- Written request: Pick out each line below containing "data".

=-=-=

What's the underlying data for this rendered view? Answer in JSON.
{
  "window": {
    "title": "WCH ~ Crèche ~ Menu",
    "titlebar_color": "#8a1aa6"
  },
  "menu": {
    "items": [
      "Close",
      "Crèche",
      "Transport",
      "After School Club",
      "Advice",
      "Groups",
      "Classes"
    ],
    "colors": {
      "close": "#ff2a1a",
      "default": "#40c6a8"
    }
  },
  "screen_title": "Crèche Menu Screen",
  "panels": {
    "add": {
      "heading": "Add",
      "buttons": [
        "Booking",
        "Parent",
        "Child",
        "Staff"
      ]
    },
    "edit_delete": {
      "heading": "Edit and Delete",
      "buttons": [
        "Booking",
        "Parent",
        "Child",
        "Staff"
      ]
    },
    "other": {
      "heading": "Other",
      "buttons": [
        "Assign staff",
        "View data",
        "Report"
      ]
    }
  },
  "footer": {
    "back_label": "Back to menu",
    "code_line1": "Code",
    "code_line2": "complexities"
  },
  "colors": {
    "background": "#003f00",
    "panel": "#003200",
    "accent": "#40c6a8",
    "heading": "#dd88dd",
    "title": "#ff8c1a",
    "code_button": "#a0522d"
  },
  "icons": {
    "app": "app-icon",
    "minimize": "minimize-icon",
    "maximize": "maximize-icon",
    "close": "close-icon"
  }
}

=-=-=

- Full output:
What's the underlying data for this rendered view? Answer in JSON.
        "View data",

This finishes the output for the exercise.